# DIRECTIVE:
Find all lines in the records that include the word "this", and copy them out.

=-=-=-=-=

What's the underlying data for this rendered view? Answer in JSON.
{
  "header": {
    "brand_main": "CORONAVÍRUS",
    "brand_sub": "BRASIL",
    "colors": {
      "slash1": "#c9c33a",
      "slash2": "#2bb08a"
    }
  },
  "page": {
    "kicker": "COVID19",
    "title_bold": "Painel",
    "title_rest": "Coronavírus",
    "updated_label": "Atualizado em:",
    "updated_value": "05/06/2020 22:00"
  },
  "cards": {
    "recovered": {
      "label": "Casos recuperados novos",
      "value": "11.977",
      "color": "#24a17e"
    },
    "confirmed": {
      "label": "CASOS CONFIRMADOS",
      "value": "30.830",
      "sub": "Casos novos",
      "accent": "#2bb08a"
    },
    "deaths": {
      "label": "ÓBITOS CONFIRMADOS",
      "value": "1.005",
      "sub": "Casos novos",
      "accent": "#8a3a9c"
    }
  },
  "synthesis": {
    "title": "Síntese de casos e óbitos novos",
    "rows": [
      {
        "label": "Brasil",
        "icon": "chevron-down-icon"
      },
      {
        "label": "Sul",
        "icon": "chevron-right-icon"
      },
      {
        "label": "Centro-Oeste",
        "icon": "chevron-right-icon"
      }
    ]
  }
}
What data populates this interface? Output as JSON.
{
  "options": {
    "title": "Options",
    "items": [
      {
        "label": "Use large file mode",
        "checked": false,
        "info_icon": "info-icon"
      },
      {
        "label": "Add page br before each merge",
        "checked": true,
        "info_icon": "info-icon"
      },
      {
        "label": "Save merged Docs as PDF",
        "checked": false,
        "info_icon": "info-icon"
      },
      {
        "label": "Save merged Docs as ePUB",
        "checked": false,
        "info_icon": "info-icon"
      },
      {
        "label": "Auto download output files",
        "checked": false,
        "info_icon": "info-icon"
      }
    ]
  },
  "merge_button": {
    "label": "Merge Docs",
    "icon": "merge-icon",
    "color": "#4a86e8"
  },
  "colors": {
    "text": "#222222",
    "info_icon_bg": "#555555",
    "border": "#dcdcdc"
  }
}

=-=-=-=-=

# OUTPUT OF THE EXERCISE:
What's the underlying data for this rendered view? Answer in JSON.
What data populates this interface? Output as JSON.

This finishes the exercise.